> Stated exercise:
Review the material and extract every line in which the word "KARIŞIK" occurs.
__________________________________________________
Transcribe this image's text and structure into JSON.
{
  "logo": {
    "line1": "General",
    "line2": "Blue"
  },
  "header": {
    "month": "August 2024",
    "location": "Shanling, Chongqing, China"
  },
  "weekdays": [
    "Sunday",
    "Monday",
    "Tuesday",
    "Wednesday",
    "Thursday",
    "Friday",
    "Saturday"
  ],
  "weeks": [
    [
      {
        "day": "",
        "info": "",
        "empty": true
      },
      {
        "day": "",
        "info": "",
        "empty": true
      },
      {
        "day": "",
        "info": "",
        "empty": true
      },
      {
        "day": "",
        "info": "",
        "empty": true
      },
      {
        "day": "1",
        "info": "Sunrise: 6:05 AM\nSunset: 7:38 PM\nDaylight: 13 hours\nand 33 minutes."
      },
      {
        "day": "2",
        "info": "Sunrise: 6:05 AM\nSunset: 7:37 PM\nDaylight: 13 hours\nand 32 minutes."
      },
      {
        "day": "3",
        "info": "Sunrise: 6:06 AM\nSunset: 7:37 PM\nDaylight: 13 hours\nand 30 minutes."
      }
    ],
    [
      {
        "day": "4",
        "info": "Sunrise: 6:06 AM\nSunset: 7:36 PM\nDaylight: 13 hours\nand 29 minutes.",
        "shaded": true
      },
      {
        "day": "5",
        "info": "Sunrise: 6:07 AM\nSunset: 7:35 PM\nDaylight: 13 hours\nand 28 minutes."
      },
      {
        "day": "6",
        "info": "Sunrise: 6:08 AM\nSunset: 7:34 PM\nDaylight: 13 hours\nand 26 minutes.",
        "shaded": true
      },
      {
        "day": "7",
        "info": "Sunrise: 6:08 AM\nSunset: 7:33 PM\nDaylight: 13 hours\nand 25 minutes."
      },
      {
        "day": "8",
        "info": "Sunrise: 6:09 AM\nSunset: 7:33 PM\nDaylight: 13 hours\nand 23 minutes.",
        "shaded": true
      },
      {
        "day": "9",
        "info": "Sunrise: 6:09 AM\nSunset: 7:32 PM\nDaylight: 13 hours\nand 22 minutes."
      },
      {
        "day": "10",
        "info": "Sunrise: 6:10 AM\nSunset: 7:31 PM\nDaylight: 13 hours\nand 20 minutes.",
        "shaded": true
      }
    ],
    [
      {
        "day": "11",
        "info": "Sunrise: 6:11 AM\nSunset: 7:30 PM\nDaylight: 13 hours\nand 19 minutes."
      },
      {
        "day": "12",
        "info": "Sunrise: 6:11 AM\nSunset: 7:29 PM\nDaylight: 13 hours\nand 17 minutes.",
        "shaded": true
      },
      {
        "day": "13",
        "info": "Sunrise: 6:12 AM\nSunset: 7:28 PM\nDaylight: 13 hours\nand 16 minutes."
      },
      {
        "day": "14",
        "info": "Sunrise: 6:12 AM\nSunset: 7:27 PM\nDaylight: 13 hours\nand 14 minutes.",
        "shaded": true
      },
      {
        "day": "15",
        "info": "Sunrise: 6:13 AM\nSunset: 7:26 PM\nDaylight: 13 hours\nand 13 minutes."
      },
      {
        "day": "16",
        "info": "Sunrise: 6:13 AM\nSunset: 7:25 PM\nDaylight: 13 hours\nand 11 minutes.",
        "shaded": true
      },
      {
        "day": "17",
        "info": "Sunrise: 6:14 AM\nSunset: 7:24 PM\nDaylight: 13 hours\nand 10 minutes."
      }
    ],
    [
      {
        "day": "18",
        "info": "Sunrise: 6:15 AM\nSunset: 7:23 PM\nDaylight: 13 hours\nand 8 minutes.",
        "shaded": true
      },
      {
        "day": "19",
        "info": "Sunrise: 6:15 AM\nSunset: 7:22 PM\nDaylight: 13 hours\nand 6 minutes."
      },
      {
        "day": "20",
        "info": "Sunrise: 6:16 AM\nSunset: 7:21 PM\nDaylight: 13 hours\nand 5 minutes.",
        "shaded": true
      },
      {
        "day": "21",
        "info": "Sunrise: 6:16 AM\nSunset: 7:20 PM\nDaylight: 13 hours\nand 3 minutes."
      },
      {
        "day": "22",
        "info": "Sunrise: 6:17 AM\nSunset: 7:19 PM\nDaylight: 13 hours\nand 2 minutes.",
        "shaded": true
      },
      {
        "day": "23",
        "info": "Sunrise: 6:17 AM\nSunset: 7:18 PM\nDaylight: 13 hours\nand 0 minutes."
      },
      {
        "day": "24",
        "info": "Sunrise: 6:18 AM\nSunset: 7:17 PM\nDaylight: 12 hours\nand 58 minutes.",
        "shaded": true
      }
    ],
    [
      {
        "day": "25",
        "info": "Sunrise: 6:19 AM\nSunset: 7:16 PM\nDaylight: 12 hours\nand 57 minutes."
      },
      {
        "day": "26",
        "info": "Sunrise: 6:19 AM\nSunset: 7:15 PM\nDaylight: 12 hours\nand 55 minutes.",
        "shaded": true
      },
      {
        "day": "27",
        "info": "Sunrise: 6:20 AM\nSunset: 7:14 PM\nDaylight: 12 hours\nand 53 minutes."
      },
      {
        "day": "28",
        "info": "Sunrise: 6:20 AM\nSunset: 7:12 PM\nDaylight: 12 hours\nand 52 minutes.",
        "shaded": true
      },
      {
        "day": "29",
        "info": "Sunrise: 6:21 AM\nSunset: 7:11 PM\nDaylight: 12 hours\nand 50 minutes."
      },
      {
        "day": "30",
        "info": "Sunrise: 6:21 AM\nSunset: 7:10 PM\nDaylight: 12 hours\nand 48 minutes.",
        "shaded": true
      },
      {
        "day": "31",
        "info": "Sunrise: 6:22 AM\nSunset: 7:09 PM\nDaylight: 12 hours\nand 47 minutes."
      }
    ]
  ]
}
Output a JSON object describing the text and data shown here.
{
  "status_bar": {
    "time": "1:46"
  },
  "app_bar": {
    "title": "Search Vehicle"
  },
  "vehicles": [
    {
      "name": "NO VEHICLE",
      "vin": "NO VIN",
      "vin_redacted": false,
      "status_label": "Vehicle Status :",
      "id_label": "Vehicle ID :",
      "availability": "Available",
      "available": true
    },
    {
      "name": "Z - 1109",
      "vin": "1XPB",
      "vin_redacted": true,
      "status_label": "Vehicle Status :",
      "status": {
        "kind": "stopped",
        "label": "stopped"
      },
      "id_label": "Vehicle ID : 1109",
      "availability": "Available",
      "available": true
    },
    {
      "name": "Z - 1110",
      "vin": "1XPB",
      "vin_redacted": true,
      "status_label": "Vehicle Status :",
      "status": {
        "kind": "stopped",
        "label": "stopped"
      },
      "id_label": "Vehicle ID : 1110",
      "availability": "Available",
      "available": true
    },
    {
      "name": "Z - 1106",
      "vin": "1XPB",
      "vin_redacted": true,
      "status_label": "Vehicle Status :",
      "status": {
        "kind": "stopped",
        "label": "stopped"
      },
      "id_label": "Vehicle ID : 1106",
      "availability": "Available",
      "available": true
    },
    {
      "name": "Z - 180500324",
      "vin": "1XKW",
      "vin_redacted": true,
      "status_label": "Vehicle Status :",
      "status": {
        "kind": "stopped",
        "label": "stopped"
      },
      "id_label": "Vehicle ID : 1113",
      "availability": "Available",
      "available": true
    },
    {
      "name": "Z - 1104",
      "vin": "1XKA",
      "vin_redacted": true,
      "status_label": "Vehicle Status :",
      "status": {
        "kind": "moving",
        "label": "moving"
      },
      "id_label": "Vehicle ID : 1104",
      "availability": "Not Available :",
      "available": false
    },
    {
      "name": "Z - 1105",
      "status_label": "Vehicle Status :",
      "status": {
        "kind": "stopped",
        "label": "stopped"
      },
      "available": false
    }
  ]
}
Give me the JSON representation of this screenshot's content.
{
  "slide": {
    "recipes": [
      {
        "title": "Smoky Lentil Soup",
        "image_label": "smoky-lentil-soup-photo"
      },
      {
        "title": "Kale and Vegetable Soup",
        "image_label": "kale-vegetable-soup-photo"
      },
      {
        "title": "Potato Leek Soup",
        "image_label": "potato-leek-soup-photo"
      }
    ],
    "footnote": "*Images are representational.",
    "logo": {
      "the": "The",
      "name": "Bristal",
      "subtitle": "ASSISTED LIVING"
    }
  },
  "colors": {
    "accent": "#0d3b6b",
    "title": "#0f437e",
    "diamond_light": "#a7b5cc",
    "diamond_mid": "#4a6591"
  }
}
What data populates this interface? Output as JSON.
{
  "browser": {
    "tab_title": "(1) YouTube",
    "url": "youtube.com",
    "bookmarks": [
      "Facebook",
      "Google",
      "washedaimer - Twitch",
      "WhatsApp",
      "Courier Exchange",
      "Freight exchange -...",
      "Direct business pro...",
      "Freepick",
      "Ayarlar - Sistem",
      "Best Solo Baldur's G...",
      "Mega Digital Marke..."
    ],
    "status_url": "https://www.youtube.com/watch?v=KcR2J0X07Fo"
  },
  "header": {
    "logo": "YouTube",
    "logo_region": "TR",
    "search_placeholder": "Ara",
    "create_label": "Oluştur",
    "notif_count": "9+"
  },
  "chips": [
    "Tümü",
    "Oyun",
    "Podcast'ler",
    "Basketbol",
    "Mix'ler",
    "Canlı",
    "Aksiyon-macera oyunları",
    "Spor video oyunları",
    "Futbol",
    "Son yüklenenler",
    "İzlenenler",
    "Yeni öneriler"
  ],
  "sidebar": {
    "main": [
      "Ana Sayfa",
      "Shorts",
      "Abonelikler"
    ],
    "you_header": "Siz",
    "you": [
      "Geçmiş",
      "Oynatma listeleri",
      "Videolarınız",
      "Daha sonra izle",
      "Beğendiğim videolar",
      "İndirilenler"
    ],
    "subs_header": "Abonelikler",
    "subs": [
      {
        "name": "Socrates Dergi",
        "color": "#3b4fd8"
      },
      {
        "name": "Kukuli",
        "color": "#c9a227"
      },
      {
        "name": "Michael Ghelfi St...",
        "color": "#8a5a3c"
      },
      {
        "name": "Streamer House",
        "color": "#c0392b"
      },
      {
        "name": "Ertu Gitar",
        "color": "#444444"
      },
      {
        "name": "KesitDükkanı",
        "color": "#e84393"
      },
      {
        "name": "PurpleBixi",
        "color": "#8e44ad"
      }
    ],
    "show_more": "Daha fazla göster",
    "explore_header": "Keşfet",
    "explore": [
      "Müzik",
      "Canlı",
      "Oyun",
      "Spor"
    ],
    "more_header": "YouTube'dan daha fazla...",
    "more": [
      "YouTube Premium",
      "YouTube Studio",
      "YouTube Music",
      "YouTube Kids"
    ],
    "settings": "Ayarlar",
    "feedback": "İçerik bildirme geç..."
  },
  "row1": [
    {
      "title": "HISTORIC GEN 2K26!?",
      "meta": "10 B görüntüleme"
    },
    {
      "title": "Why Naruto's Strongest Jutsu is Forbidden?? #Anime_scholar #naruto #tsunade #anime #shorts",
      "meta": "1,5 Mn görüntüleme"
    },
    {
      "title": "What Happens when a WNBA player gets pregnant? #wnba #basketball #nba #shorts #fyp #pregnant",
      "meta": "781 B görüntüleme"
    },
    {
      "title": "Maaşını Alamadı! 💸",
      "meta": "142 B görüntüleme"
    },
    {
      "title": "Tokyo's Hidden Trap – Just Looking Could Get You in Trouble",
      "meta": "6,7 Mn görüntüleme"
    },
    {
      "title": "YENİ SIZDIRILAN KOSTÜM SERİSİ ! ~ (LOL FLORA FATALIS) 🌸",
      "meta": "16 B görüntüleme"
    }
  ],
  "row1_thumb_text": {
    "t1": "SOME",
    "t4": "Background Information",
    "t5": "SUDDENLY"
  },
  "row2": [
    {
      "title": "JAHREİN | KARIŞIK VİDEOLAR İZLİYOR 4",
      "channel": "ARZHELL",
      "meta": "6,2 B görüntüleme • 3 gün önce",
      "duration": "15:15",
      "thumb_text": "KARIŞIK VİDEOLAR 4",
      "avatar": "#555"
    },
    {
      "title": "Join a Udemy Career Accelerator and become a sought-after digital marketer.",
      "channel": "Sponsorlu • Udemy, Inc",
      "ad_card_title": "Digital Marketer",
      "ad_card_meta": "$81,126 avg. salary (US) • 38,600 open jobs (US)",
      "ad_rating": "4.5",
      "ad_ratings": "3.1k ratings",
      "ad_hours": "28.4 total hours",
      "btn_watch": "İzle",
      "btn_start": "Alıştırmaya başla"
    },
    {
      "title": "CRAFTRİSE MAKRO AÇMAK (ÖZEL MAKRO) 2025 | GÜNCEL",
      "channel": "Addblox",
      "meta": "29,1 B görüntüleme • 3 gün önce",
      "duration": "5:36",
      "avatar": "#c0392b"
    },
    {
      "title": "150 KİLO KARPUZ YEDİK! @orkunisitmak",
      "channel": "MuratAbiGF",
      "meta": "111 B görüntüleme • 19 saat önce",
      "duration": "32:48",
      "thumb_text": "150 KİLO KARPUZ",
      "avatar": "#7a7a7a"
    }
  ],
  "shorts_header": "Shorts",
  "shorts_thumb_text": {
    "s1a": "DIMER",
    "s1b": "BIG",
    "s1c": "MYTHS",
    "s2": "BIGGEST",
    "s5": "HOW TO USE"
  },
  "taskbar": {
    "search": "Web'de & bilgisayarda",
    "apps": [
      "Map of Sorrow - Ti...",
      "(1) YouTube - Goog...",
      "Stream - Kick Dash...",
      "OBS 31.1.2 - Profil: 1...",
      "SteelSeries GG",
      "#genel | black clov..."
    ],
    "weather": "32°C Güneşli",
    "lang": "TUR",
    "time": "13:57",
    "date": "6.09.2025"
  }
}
__________________________________________________
> Task result:
      "title": "JAHREİN | KARIŞIK VİDEOLAR İZLİYOR 4",
      "thumb_text": "KARIŞIK VİDEOLAR 4",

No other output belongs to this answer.